#### RECORDED INFORMATION

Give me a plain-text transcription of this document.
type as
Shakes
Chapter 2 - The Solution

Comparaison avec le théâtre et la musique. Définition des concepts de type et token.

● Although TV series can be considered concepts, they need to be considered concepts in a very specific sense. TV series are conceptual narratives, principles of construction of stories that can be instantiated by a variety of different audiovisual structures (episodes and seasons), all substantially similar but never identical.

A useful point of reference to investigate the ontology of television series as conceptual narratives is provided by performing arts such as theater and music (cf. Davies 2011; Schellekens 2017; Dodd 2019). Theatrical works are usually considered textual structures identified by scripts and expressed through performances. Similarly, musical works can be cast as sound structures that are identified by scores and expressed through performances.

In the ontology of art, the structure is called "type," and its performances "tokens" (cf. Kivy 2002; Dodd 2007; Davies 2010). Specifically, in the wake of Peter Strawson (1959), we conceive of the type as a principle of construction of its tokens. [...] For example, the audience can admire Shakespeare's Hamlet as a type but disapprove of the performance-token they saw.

########

* TASK BRIEF *
Quote the data above in full, changing nothing.

* RESPONSE FOR THIS EXERCISE *
Give me a plain-text transcription of this document.
type as
Shakes
Chapter 2 - The Solution

Comparaison avec le théâtre et la musique. Définition des concepts de type et token.

● Although TV series can be considered concepts, they need to be considered concepts in a very specific sense. TV series are conceptual narratives, principles of construction of stories that can be instantiated by a variety of different audiovisual structures (episodes and seasons), all substantially similar but never identical.

A useful point of reference to investigate the ontology of television series as conceptual narratives is provided by performing arts such as theater and music (cf. Davies 2011; Schellekens 2017; Dodd 2019). Theatrical works are usually considered textual structures identified by scripts and expressed through performances. Similarly, musical works can be cast as sound structures that are identified by scores and expressed through performances.

In the ontology of art, the structure is called "type," and its performances "tokens" (cf. Kivy 2002; Dodd 2007; Davies 2010). Specifically, in the wake of Peter Strawson (1959), we conceive of the type as a principle of construction of its tokens. [...] For example, the audience can admire Shakespeare's Hamlet as a type but disapprove of the performance-token they saw.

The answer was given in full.